Directive: Leave out any pictures and transcribe all other data below exactly.

Supplied information:
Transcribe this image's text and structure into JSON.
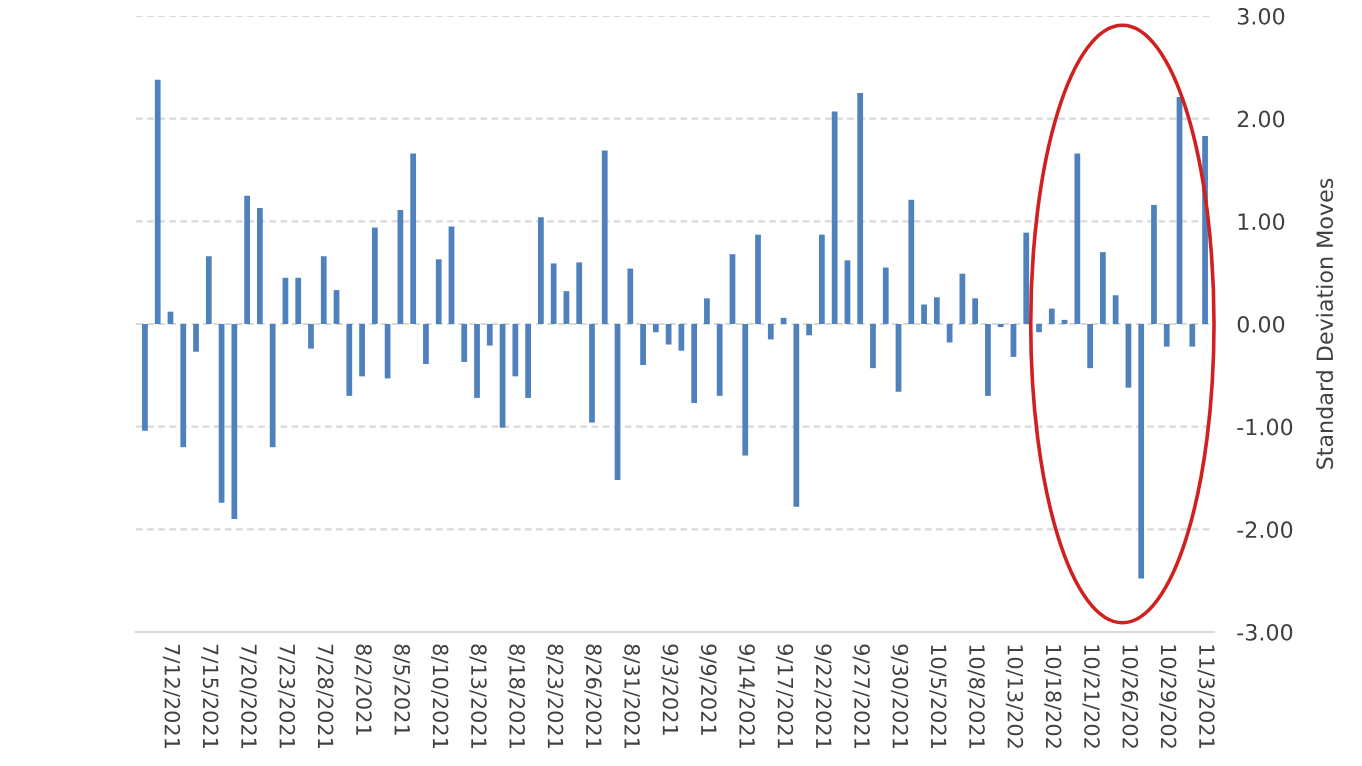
{
  "chart_data": {
    "type": "bar",
    "categories": [
      null,
      null,
      "7/12/2021",
      null,
      null,
      "7/15/2021",
      null,
      null,
      "7/20/2021",
      null,
      null,
      "7/23/2021",
      null,
      null,
      "7/28/2021",
      null,
      null,
      "8/2/2021",
      null,
      null,
      "8/5/2021",
      null,
      null,
      "8/10/2021",
      null,
      null,
      "8/13/2021",
      null,
      null,
      "8/18/2021",
      null,
      null,
      "8/23/2021",
      null,
      null,
      "8/26/2021",
      null,
      null,
      "8/31/2021",
      null,
      null,
      "9/3/2021",
      null,
      null,
      "9/9/2021",
      null,
      null,
      "9/14/2021",
      null,
      null,
      "9/17/2021",
      null,
      null,
      "9/22/2021",
      null,
      null,
      "9/27/2021",
      null,
      null,
      "9/30/2021",
      null,
      null,
      "10/5/2021",
      null,
      null,
      "10/8/2021",
      null,
      null,
      "10/13/202",
      null,
      null,
      "10/18/202",
      null,
      null,
      "10/21/202",
      null,
      null,
      "10/26/202",
      null,
      null,
      "10/29/202",
      null,
      null,
      "11/3/2021"
    ],
    "values": [
      -1.04,
      2.38,
      0.12,
      -1.2,
      -0.27,
      0.66,
      -1.74,
      -1.9,
      1.25,
      1.13,
      -1.2,
      0.45,
      0.45,
      -0.24,
      0.66,
      0.33,
      -0.7,
      -0.51,
      0.94,
      -0.53,
      1.11,
      1.66,
      -0.39,
      0.63,
      0.95,
      -0.37,
      -0.72,
      -0.21,
      -1.01,
      -0.51,
      -0.72,
      1.04,
      0.59,
      0.32,
      0.6,
      -0.96,
      1.69,
      -1.52,
      0.54,
      -0.4,
      -0.08,
      -0.2,
      -0.26,
      -0.77,
      0.25,
      -0.7,
      0.68,
      -1.28,
      0.87,
      -0.15,
      0.06,
      -1.78,
      -0.11,
      0.87,
      2.07,
      0.62,
      2.25,
      -0.43,
      0.55,
      -0.66,
      1.21,
      0.19,
      0.26,
      -0.18,
      0.49,
      0.25,
      -0.7,
      -0.03,
      -0.32,
      0.89,
      -0.08,
      0.15,
      0.04,
      1.66,
      -0.43,
      0.7,
      0.28,
      -0.62,
      -2.48,
      1.16,
      -0.22,
      2.21,
      -0.22,
      1.83
    ],
    "color": "#4f81bd",
    "ylabel": "Standard Deviation Moves",
    "ylim": [
      -3,
      3
    ],
    "yticks": [
      {
        "value": 3,
        "label": "3.00"
      },
      {
        "value": 2,
        "label": "2.00"
      },
      {
        "value": 1,
        "label": "1.00"
      },
      {
        "value": 0,
        "label": "0.00"
      },
      {
        "value": -1,
        "label": "-1.00"
      },
      {
        "value": -2,
        "label": "-2.00"
      },
      {
        "value": -3,
        "label": "-3.00"
      }
    ],
    "grid": "y"
  }
}
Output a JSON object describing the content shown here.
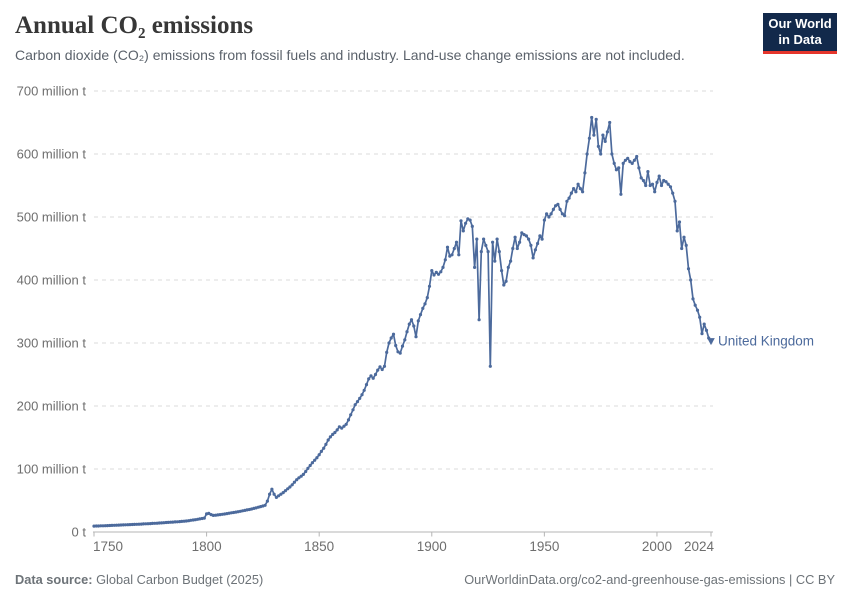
{
  "header": {
    "title": "Annual CO₂ emissions",
    "subtitle": "Carbon dioxide (CO₂) emissions from fossil fuels and industry. Land-use change emissions are not included.",
    "logo": {
      "line1": "Our World",
      "line2": "in Data",
      "bg_color": "#12294b",
      "accent_color": "#e5352b"
    }
  },
  "footer": {
    "source_label": "Data source:",
    "source_value": " Global Carbon Budget (2025)",
    "link": "OurWorldinData.org/co2-and-greenhouse-gas-emissions | CC BY"
  },
  "chart_data": {
    "type": "line",
    "title": "Annual CO₂ emissions",
    "series_label": "United Kingdom",
    "color": "#4C6A9C",
    "grid_color": "#dbdbdb",
    "axis_color": "#b5b5b5",
    "tick_text_color": "#6e6e6e",
    "values_unit": "million tonnes CO₂ per year",
    "x_start": 1750,
    "x_end": 2024,
    "x_step": 1,
    "ylim": [
      0,
      700
    ],
    "grid": "dashed-horizontal",
    "legend_position": "end-of-line",
    "end_marker": "arrow-down",
    "x_ticks": [
      1750,
      1800,
      1850,
      1900,
      1950,
      2000,
      2024
    ],
    "y_ticks": [
      {
        "value": 0,
        "label": "0 t"
      },
      {
        "value": 100,
        "label": "100 million t"
      },
      {
        "value": 200,
        "label": "200 million t"
      },
      {
        "value": 300,
        "label": "300 million t"
      },
      {
        "value": 400,
        "label": "400 million t"
      },
      {
        "value": 500,
        "label": "500 million t"
      },
      {
        "value": 600,
        "label": "600 million t"
      },
      {
        "value": 700,
        "label": "700 million t"
      }
    ],
    "values": [
      9.4,
      9.5,
      9.6,
      9.8,
      9.9,
      10,
      10.2,
      10.3,
      10.5,
      10.6,
      10.8,
      10.9,
      11.1,
      11.2,
      11.4,
      11.6,
      11.7,
      11.9,
      12.1,
      12.3,
      12.4,
      12.6,
      12.8,
      13,
      13.2,
      13.4,
      13.6,
      13.8,
      14,
      14.3,
      14.5,
      14.7,
      15,
      15.2,
      15.5,
      15.7,
      16,
      16.2,
      16.5,
      16.8,
      17.1,
      17.5,
      18,
      18.5,
      19,
      19.6,
      20.2,
      20.8,
      21.4,
      22.1,
      28.8,
      29.5,
      27.6,
      26.4,
      26.7,
      27.1,
      27.6,
      28.1,
      28.6,
      29.2,
      29.8,
      30.4,
      31,
      31.6,
      32.2,
      32.9,
      33.6,
      34.3,
      35,
      35.7,
      36.5,
      37.4,
      38.3,
      39.3,
      40.3,
      41.3,
      42.4,
      49,
      60,
      68,
      60,
      55,
      57.5,
      60,
      62.5,
      65.5,
      68.5,
      71.5,
      75,
      79,
      83,
      86,
      88.5,
      91.5,
      96,
      101,
      105.5,
      110,
      114,
      118,
      122.7,
      128,
      133,
      139,
      146,
      151,
      155,
      158,
      162,
      167,
      165,
      168,
      171,
      178,
      186,
      194,
      202,
      207,
      212,
      218,
      225,
      234,
      243,
      248,
      244,
      250,
      257,
      262,
      258,
      263,
      285,
      300,
      308,
      314,
      296,
      286,
      284,
      295,
      305,
      318,
      330,
      337,
      327,
      310,
      335,
      345,
      355,
      362,
      372,
      390,
      415,
      408,
      412,
      409,
      413,
      420,
      432,
      452,
      438,
      440,
      450,
      460,
      440,
      494,
      478,
      490,
      497,
      495,
      485,
      420,
      465,
      337,
      445,
      465,
      455,
      445,
      263,
      460,
      430,
      465,
      445,
      415,
      392,
      398,
      420,
      430,
      450,
      468,
      450,
      460,
      475,
      472,
      470,
      465,
      455,
      435,
      448,
      458,
      470,
      465,
      495,
      505,
      500,
      505,
      512,
      518,
      520,
      512,
      505,
      502,
      525,
      530,
      538,
      545,
      540,
      552,
      545,
      540,
      570,
      600,
      625,
      658,
      630,
      655,
      612,
      600,
      630,
      620,
      635,
      650,
      600,
      585,
      575,
      578,
      536,
      585,
      590,
      593,
      588,
      585,
      590,
      596,
      578,
      562,
      558,
      550,
      572,
      550,
      552,
      540,
      555,
      565,
      550,
      558,
      556,
      552,
      548,
      538,
      525,
      478,
      492,
      450,
      468,
      455,
      418,
      400,
      370,
      360,
      352,
      341,
      315,
      330,
      320,
      308,
      303
    ]
  }
}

The output:
Transcribe this image's text and structure into JSON.
{
  "chart_data": {
    "type": "bar",
    "categories": [
      null,
      null,
      "7/12/2021",
      null,
      null,
      "7/15/2021",
      null,
      null,
      "7/20/2021",
      null,
      null,
      "7/23/2021",
      null,
      null,
      "7/28/2021",
      null,
      null,
      "8/2/2021",
      null,
      null,
      "8/5/2021",
      null,
      null,
      "8/10/2021",
      null,
      null,
      "8/13/2021",
      null,
      null,
      "8/18/2021",
      null,
      null,
      "8/23/2021",
      null,
      null,
      "8/26/2021",
      null,
      null,
      "8/31/2021",
      null,
      null,
      "9/3/2021",
      null,
      null,
      "9/9/2021",
      null,
      null,
      "9/14/2021",
      null,
      null,
      "9/17/2021",
      null,
      null,
      "9/22/2021",
      null,
      null,
      "9/27/2021",
      null,
      null,
      "9/30/2021",
      null,
      null,
      "10/5/2021",
      null,
      null,
      "10/8/2021",
      null,
      null,
      "10/13/202",
      null,
      null,
      "10/18/202",
      null,
      null,
      "10/21/202",
      null,
      null,
      "10/26/202",
      null,
      null,
      "10/29/202",
      null,
      null,
      "11/3/2021"
    ],
    "values": [
      -1.04,
      2.38,
      0.12,
      -1.2,
      -0.27,
      0.66,
      -1.74,
      -1.9,
      1.25,
      1.13,
      -1.2,
      0.45,
      0.45,
      -0.24,
      0.66,
      0.33,
      -0.7,
      -0.51,
      0.94,
      -0.53,
      1.11,
      1.66,
      -0.39,
      0.63,
      0.95,
      -0.37,
      -0.72,
      -0.21,
      -1.01,
      -0.51,
      -0.72,
      1.04,
      0.59,
      0.32,
      0.6,
      -0.96,
      1.69,
      -1.52,
      0.54,
      -0.4,
      -0.08,
      -0.2,
      -0.26,
      -0.77,
      0.25,
      -0.7,
      0.68,
      -1.28,
      0.87,
      -0.15,
      0.06,
      -1.78,
      -0.11,
      0.87,
      2.07,
      0.62,
      2.25,
      -0.43,
      0.55,
      -0.66,
      1.21,
      0.19,
      0.26,
      -0.18,
      0.49,
      0.25,
      -0.7,
      -0.03,
      -0.32,
      0.89,
      -0.08,
      0.15,
      0.04,
      1.66,
      -0.43,
      0.7,
      0.28,
      -0.62,
      -2.48,
      1.16,
      -0.22,
      2.21,
      -0.22,
      1.83
    ],
    "color": "#4f81bd",
    "ylabel": "Standard Deviation Moves",
    "ylim": [
      -3,
      3
    ],
    "yticks": [
      {
        "value": 3,
        "label": "3.00"
      },
      {
        "value": 2,
        "label": "2.00"
      },
      {
        "value": 1,
        "label": "1.00"
      },
      {
        "value": 0,
        "label": "0.00"
      },
      {
        "value": -1,
        "label": "-1.00"
      },
      {
        "value": -2,
        "label": "-2.00"
      },
      {
        "value": -3,
        "label": "-3.00"
      }
    ],
    "grid": "y"
  }
}
Output a JSON object describing the content shown here.
{
  "header": {
    "title": "Annual CO₂ emissions",
    "subtitle": "Carbon dioxide (CO₂) emissions from fossil fuels and industry. Land-use change emissions are not included.",
    "logo": {
      "line1": "Our World",
      "line2": "in Data",
      "bg_color": "#12294b",
      "accent_color": "#e5352b"
    }
  },
  "footer": {
    "source_label": "Data source:",
    "source_value": " Global Carbon Budget (2025)",
    "link": "OurWorldinData.org/co2-and-greenhouse-gas-emissions | CC BY"
  },
  "chart_data": {
    "type": "line",
    "title": "Annual CO₂ emissions",
    "series_label": "United Kingdom",
    "color": "#4C6A9C",
    "grid_color": "#dbdbdb",
    "axis_color": "#b5b5b5",
    "tick_text_color": "#6e6e6e",
    "values_unit": "million tonnes CO₂ per year",
    "x_start": 1750,
    "x_end": 2024,
    "x_step": 1,
    "ylim": [
      0,
      700
    ],
    "grid": "dashed-horizontal",
    "legend_position": "end-of-line",
    "end_marker": "arrow-down",
    "x_ticks": [
      1750,
      1800,
      1850,
      1900,
      1950,
      2000,
      2024
    ],
    "y_ticks": [
      {
        "value": 0,
        "label": "0 t"
      },
      {
        "value": 100,
        "label": "100 million t"
      },
      {
        "value": 200,
        "label": "200 million t"
      },
      {
        "value": 300,
        "label": "300 million t"
      },
      {
        "value": 400,
        "label": "400 million t"
      },
      {
        "value": 500,
        "label": "500 million t"
      },
      {
        "value": 600,
        "label": "600 million t"
      },
      {
        "value": 700,
        "label": "700 million t"
      }
    ],
    "values": [
      9.4,
      9.5,
      9.6,
      9.8,
      9.9,
      10,
      10.2,
      10.3,
      10.5,
      10.6,
      10.8,
      10.9,
      11.1,
      11.2,
      11.4,
      11.6,
      11.7,
      11.9,
      12.1,
      12.3,
      12.4,
      12.6,
      12.8,
      13,
      13.2,
      13.4,
      13.6,
      13.8,
      14,
      14.3,
      14.5,
      14.7,
      15,
      15.2,
      15.5,
      15.7,
      16,
      16.2,
      16.5,
      16.8,
      17.1,
      17.5,
      18,
      18.5,
      19,
      19.6,
      20.2,
      20.8,
      21.4,
      22.1,
      28.8,
      29.5,
      27.6,
      26.4,
      26.7,
      27.1,
      27.6,
      28.1,
      28.6,
      29.2,
      29.8,
      30.4,
      31,
      31.6,
      32.2,
      32.9,
      33.6,
      34.3,
      35,
      35.7,
      36.5,
      37.4,
      38.3,
      39.3,
      40.3,
      41.3,
      42.4,
      49,
      60,
      68,
      60,
      55,
      57.5,
      60,
      62.5,
      65.5,
      68.5,
      71.5,
      75,
      79,
      83,
      86,
      88.5,
      91.5,
      96,
      101,
      105.5,
      110,
      114,
      118,
      122.7,
      128,
      133,
      139,
      146,
      151,
      155,
      158,
      162,
      167,
      165,
      168,
      171,
      178,
      186,
      194,
      202,
      207,
      212,
      218,
      225,
      234,
      243,
      248,
      244,
      250,
      257,
      262,
      258,
      263,
      285,
      300,
      308,
      314,
      296,
      286,
      284,
      295,
      305,
      318,
      330,
      337,
      327,
      310,
      335,
      345,
      355,
      362,
      372,
      390,
      415,
      408,
      412,
      409,
      413,
      420,
      432,
      452,
      438,
      440,
      450,
      460,
      440,
      494,
      478,
      490,
      497,
      495,
      485,
      420,
      465,
      337,
      445,
      465,
      455,
      445,
      263,
      460,
      430,
      465,
      445,
      415,
      392,
      398,
      420,
      430,
      450,
      468,
      450,
      460,
      475,
      472,
      470,
      465,
      455,
      435,
      448,
      458,
      470,
      465,
      495,
      505,
      500,
      505,
      512,
      518,
      520,
      512,
      505,
      502,
      525,
      530,
      538,
      545,
      540,
      552,
      545,
      540,
      570,
      600,
      625,
      658,
      630,
      655,
      612,
      600,
      630,
      620,
      635,
      650,
      600,
      585,
      575,
      578,
      536,
      585,
      590,
      593,
      588,
      585,
      590,
      596,
      578,
      562,
      558,
      550,
      572,
      550,
      552,
      540,
      555,
      565,
      550,
      558,
      556,
      552,
      548,
      538,
      525,
      478,
      492,
      450,
      468,
      455,
      418,
      400,
      370,
      360,
      352,
      341,
      315,
      330,
      320,
      308,
      303
    ]
  }
}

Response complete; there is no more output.